WORK TO BE COMPLETED
Below are the records. Gather each line that holds "veehouderij".

EXERCISE INPUTS
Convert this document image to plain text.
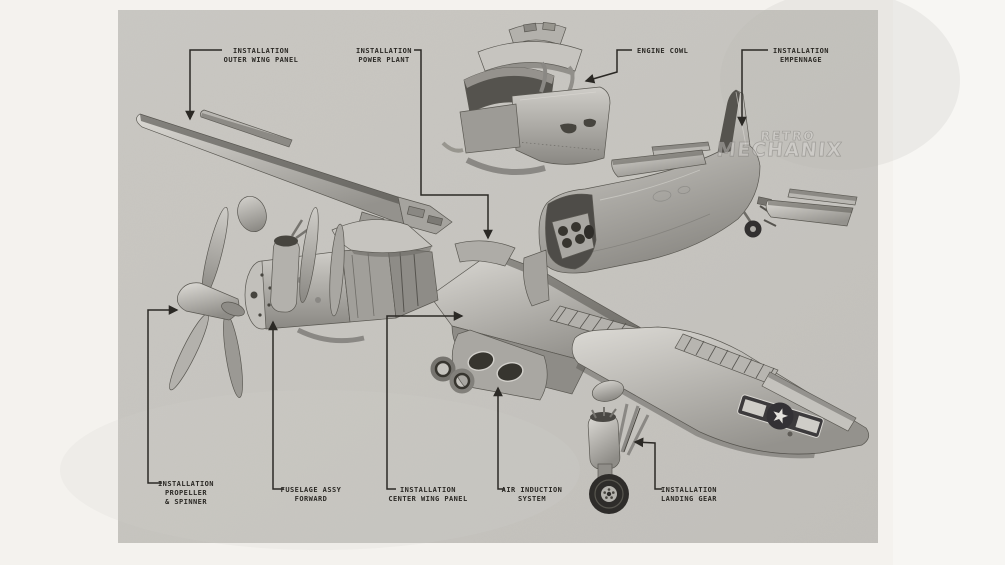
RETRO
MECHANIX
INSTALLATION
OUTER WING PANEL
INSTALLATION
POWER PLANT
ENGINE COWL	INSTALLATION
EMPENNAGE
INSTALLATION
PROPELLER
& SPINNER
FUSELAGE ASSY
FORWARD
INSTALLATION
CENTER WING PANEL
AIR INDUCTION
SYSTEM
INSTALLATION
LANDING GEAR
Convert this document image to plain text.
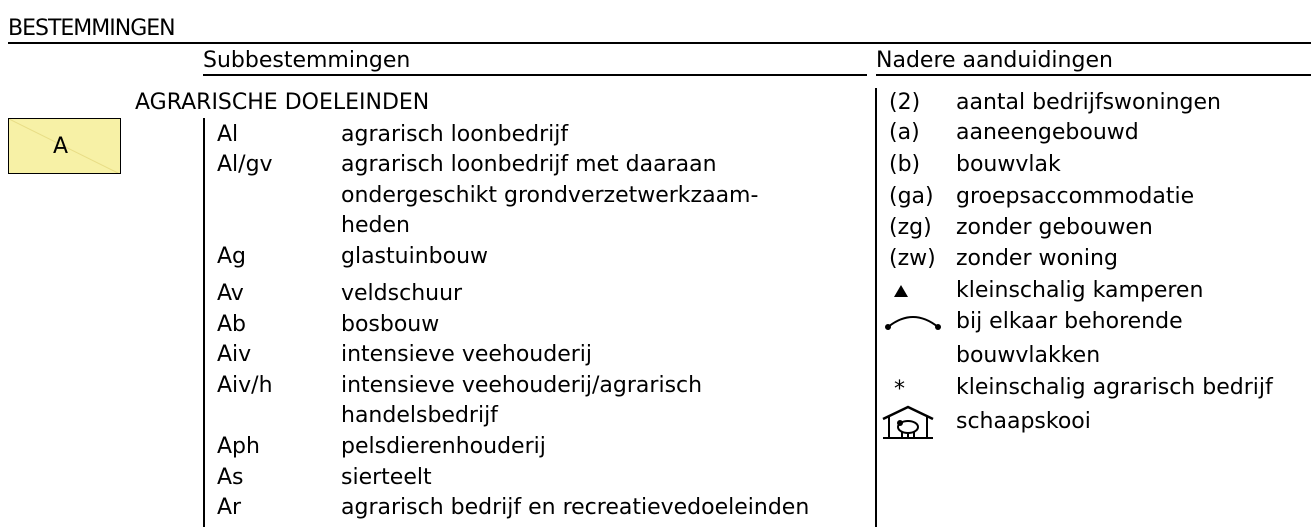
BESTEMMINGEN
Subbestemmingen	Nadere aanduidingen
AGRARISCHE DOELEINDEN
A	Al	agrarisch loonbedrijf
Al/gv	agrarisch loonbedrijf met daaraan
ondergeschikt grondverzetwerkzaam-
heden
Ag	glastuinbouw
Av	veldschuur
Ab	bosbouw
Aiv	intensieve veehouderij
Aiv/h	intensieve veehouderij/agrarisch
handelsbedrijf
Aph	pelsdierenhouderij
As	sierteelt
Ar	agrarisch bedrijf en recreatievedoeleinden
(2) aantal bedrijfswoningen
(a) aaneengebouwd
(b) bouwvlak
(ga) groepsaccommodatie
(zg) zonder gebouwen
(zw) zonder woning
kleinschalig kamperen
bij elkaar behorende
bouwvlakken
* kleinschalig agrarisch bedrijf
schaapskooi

FINAL RESULT
Aiv	intensieve veehouderij
Aiv/h	intensieve veehouderij/agrarisch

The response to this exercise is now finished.